(Dataset records)
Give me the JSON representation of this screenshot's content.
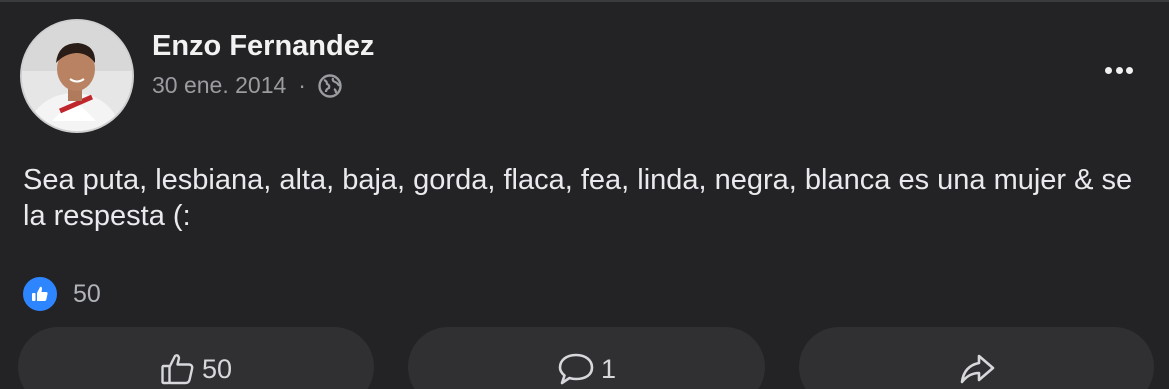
{
  "post": {
    "author": "Enzo Fernandez",
    "date": "30 ene. 2014",
    "separator": "·",
    "privacy_icon": "globe-icon",
    "more_icon": "more-options-icon",
    "text": "Sea puta, lesbiana, alta, baja, gorda, flaca, fea, linda, negra, blanca es una mujer & se la respesta (:",
    "reactions": {
      "icon": "like-reaction-icon",
      "count": "50"
    }
  },
  "actions": {
    "like": {
      "icon": "thumbs-up-icon",
      "label": "50"
    },
    "comment": {
      "icon": "comment-icon",
      "label": "1"
    },
    "share": {
      "icon": "share-icon",
      "label": ""
    }
  },
  "colors": {
    "background": "#232325",
    "like_blue": "#2d86ff",
    "button": "#303032",
    "muted_text": "#9a9ca0"
  }
}
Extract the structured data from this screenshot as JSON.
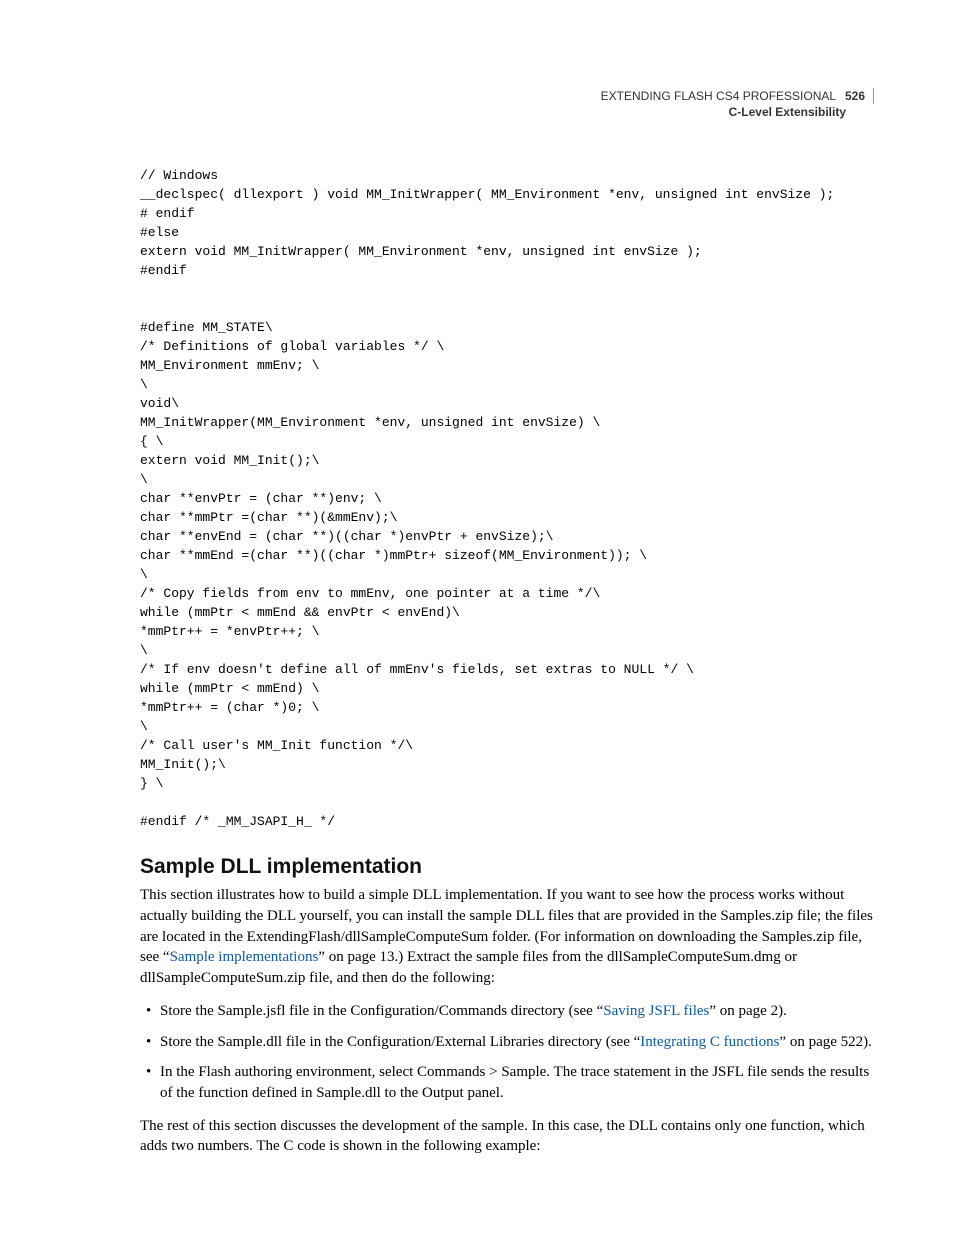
{
  "header": {
    "book_title": "EXTENDING FLASH CS4 PROFESSIONAL",
    "page_number": "526",
    "chapter": "C-Level Extensibility"
  },
  "code_block": "// Windows\n__declspec( dllexport ) void MM_InitWrapper( MM_Environment *env, unsigned int envSize );\n# endif\n#else\nextern void MM_InitWrapper( MM_Environment *env, unsigned int envSize );\n#endif\n\n\n#define MM_STATE\\\n/* Definitions of global variables */ \\\nMM_Environment mmEnv; \\\n\\\nvoid\\\nMM_InitWrapper(MM_Environment *env, unsigned int envSize) \\\n{ \\\nextern void MM_Init();\\\n\\\nchar **envPtr = (char **)env; \\\nchar **mmPtr =(char **)(&mmEnv);\\\nchar **envEnd = (char **)((char *)envPtr + envSize);\\\nchar **mmEnd =(char **)((char *)mmPtr+ sizeof(MM_Environment)); \\\n\\\n/* Copy fields from env to mmEnv, one pointer at a time */\\\nwhile (mmPtr < mmEnd && envPtr < envEnd)\\\n*mmPtr++ = *envPtr++; \\\n\\\n/* If env doesn't define all of mmEnv's fields, set extras to NULL */ \\\nwhile (mmPtr < mmEnd) \\\n*mmPtr++ = (char *)0; \\\n\\\n/* Call user's MM_Init function */\\\nMM_Init();\\\n} \\\n\n#endif /* _MM_JSAPI_H_ */",
  "section_heading": "Sample DLL implementation",
  "para1_a": "This section illustrates how to build a simple DLL implementation. If you want to see how the process works without actually building the DLL yourself, you can install the sample DLL files that are provided in the Samples.zip file; the files are located in the ExtendingFlash/dllSampleComputeSum folder. (For information on downloading the Samples.zip file, see “",
  "para1_link": "Sample implementations",
  "para1_b": "” on page 13.) Extract the sample files from the dllSampleComputeSum.dmg or dllSampleComputeSum.zip file, and then do the following:",
  "bullet1_a": "Store the Sample.jsfl file in the Configuration/Commands directory (see “",
  "bullet1_link": "Saving JSFL files",
  "bullet1_b": "” on page 2).",
  "bullet2_a": "Store the Sample.dll file in the Configuration/External Libraries directory (see “",
  "bullet2_link": "Integrating C functions",
  "bullet2_b": "” on page 522).",
  "bullet3": "In the Flash authoring environment, select Commands > Sample. The trace statement in the JSFL file sends the results of the function defined in Sample.dll to the Output panel.",
  "para2": "The rest of this section discusses the development of the sample. In this case, the DLL contains only one function, which adds two numbers. The C code is shown in the following example:"
}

__What to work on__. Restate each of the entries above word for word and skip every image.

__Full answer__.
Give me the JSON representation of this screenshot's content.
{
  "post": {
    "author": "Enzo Fernandez",
    "date": "30 ene. 2014",
    "separator": "·",
    "privacy_icon": "globe-icon",
    "more_icon": "more-options-icon",
    "text": "Sea puta, lesbiana, alta, baja, gorda, flaca, fea, linda, negra, blanca es una mujer & se la respesta (:",
    "reactions": {
      "icon": "like-reaction-icon",
      "count": "50"
    }
  },
  "actions": {
    "like": {
      "icon": "thumbs-up-icon",
      "label": "50"
    },
    "comment": {
      "icon": "comment-icon",
      "label": "1"
    },
    "share": {
      "icon": "share-icon",
      "label": ""
    }
  },
  "colors": {
    "background": "#232325",
    "like_blue": "#2d86ff",
    "button": "#303032",
    "muted_text": "#9a9ca0"
  }
}
Extract the structured data from this screenshot as JSON.
{
  "header": {
    "book_title": "EXTENDING FLASH CS4 PROFESSIONAL",
    "page_number": "526",
    "chapter": "C-Level Extensibility"
  },
  "code_block": "// Windows\n__declspec( dllexport ) void MM_InitWrapper( MM_Environment *env, unsigned int envSize );\n# endif\n#else\nextern void MM_InitWrapper( MM_Environment *env, unsigned int envSize );\n#endif\n\n\n#define MM_STATE\\\n/* Definitions of global variables */ \\\nMM_Environment mmEnv; \\\n\\\nvoid\\\nMM_InitWrapper(MM_Environment *env, unsigned int envSize) \\\n{ \\\nextern void MM_Init();\\\n\\\nchar **envPtr = (char **)env; \\\nchar **mmPtr =(char **)(&mmEnv);\\\nchar **envEnd = (char **)((char *)envPtr + envSize);\\\nchar **mmEnd =(char **)((char *)mmPtr+ sizeof(MM_Environment)); \\\n\\\n/* Copy fields from env to mmEnv, one pointer at a time */\\\nwhile (mmPtr < mmEnd && envPtr < envEnd)\\\n*mmPtr++ = *envPtr++; \\\n\\\n/* If env doesn't define all of mmEnv's fields, set extras to NULL */ \\\nwhile (mmPtr < mmEnd) \\\n*mmPtr++ = (char *)0; \\\n\\\n/* Call user's MM_Init function */\\\nMM_Init();\\\n} \\\n\n#endif /* _MM_JSAPI_H_ */",
  "section_heading": "Sample DLL implementation",
  "para1_a": "This section illustrates how to build a simple DLL implementation. If you want to see how the process works without actually building the DLL yourself, you can install the sample DLL files that are provided in the Samples.zip file; the files are located in the ExtendingFlash/dllSampleComputeSum folder. (For information on downloading the Samples.zip file, see “",
  "para1_link": "Sample implementations",
  "para1_b": "” on page 13.) Extract the sample files from the dllSampleComputeSum.dmg or dllSampleComputeSum.zip file, and then do the following:",
  "bullet1_a": "Store the Sample.jsfl file in the Configuration/Commands directory (see “",
  "bullet1_link": "Saving JSFL files",
  "bullet1_b": "” on page 2).",
  "bullet2_a": "Store the Sample.dll file in the Configuration/External Libraries directory (see “",
  "bullet2_link": "Integrating C functions",
  "bullet2_b": "” on page 522).",
  "bullet3": "In the Flash authoring environment, select Commands > Sample. The trace statement in the JSFL file sends the results of the function defined in Sample.dll to the Output panel.",
  "para2": "The rest of this section discusses the development of the sample. In this case, the DLL contains only one function, which adds two numbers. The C code is shown in the following example:"
}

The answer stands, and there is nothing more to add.